Every record should be repeated exactly, except that pictures are left out.

--- Given records ---

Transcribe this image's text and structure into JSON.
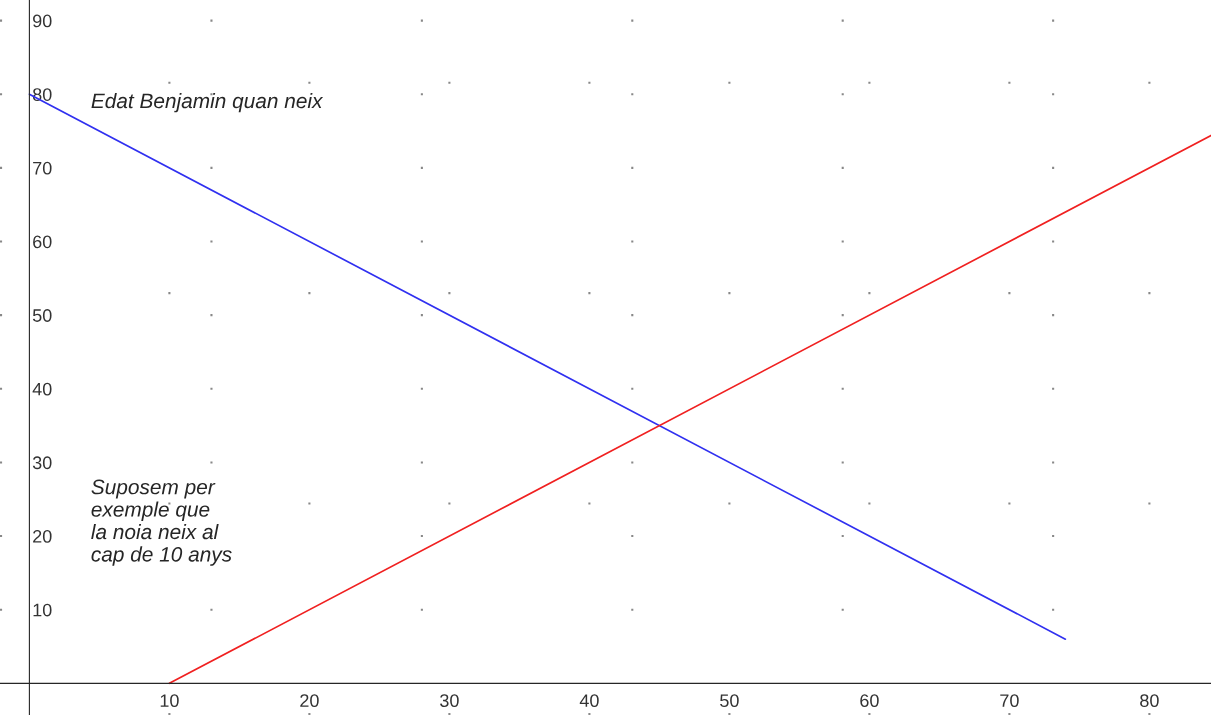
{
  "chart_data": {
    "type": "line",
    "annotations": [
      "Edat Benjamin quan neix",
      "Suposem per\nexemple que\nla noia neix al\ncap de 10 anys"
    ],
    "series": [
      {
        "color": "#3030f0",
        "x": [
          0,
          74
        ],
        "values": [
          80,
          6
        ]
      },
      {
        "color": "#f02020",
        "x": [
          10,
          84.4
        ],
        "values": [
          0,
          74.4
        ]
      }
    ],
    "xlim": [
      -2.1,
      84.4
    ],
    "ylim": [
      -4.3,
      92.8
    ],
    "xticks": [
      10,
      20,
      30,
      40,
      50,
      60,
      70,
      80
    ],
    "yticks": [
      10,
      20,
      30,
      40,
      50,
      60,
      70,
      80,
      90
    ],
    "grid": true,
    "line_style": "solid",
    "marker": "none"
  }
}
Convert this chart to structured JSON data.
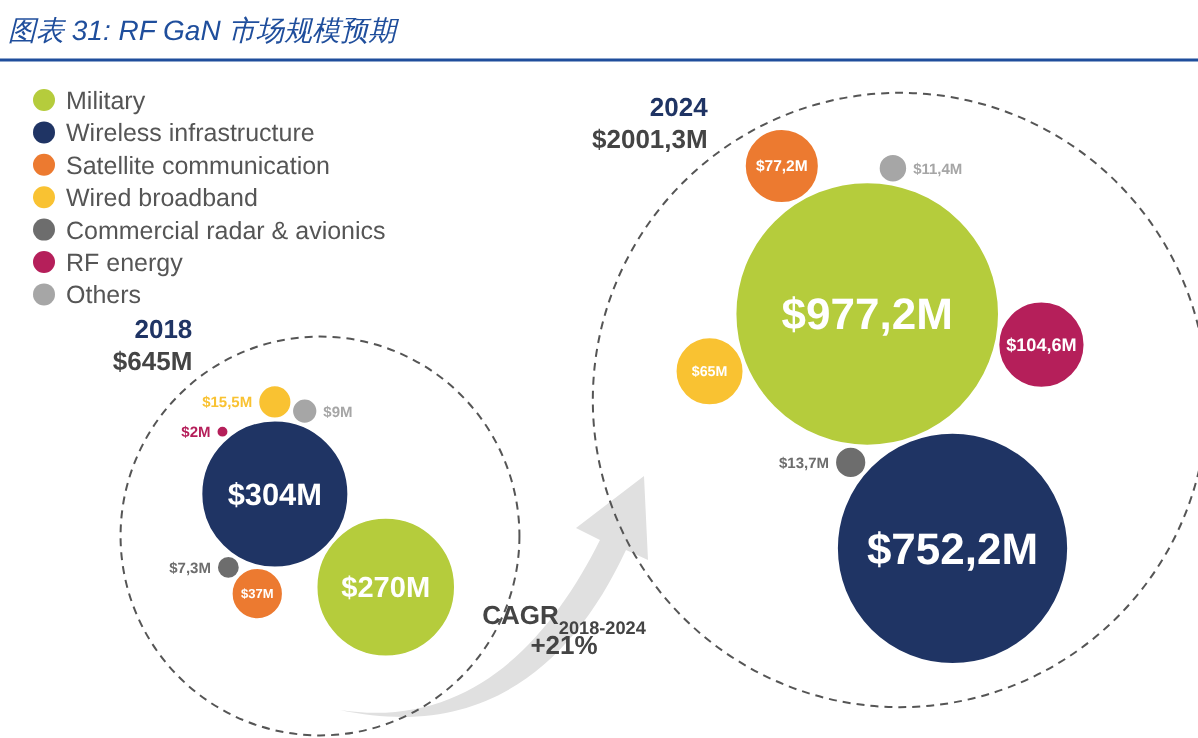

---

▶ **Exercise result**
Transcribe this image's text and structure into JSON.
{
  "chart_data": {
    "type": "line",
    "annotations": [
      "Edat Benjamin quan neix",
      "Suposem per\nexemple que\nla noia neix al\ncap de 10 anys"
    ],
    "series": [
      {
        "color": "#3030f0",
        "x": [
          0,
          74
        ],
        "values": [
          80,
          6
        ]
      },
      {
        "color": "#f02020",
        "x": [
          10,
          84.4
        ],
        "values": [
          0,
          74.4
        ]
      }
    ],
    "xlim": [
      -2.1,
      84.4
    ],
    "ylim": [
      -4.3,
      92.8
    ],
    "xticks": [
      10,
      20,
      30,
      40,
      50,
      60,
      70,
      80
    ],
    "yticks": [
      10,
      20,
      30,
      40,
      50,
      60,
      70,
      80,
      90
    ],
    "grid": true,
    "line_style": "solid",
    "marker": "none"
  }
}
Convert this chart to structured JSON data.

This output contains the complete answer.